▸ **Problem**: Go through the material and pull out every line with the string "Ingresos" in it.
++++ Records for processing
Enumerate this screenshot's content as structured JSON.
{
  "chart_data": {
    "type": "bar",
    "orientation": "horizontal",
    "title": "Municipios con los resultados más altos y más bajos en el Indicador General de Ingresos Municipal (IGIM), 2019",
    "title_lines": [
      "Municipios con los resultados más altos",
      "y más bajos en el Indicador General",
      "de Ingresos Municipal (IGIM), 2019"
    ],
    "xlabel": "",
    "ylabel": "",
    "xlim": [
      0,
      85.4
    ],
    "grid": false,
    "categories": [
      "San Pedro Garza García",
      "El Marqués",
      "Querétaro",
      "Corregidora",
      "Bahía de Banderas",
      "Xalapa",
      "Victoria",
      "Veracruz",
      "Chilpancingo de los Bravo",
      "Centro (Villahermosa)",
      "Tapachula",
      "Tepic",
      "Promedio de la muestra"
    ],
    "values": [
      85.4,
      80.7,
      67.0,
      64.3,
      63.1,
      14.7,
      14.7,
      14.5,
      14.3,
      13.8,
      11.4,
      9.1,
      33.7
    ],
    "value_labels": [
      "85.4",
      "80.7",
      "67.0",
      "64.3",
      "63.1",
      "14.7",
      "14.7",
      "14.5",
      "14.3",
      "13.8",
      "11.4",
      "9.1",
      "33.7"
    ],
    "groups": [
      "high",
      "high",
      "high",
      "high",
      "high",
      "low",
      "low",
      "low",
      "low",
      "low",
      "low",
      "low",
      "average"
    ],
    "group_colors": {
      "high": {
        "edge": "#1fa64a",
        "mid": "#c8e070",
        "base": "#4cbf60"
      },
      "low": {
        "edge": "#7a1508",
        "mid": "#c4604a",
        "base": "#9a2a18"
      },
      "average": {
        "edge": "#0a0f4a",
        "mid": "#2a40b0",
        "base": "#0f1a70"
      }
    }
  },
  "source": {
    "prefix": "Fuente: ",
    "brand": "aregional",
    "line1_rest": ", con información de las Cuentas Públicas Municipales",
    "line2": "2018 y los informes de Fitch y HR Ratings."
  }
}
++++++++
▸ **Exercise answer**:
    "title": "Municipios con los resultados más altos y más bajos en el Indicador General de Ingresos Municipal (IGIM), 2019",
      "de Ingresos Municipal (IGIM), 2019"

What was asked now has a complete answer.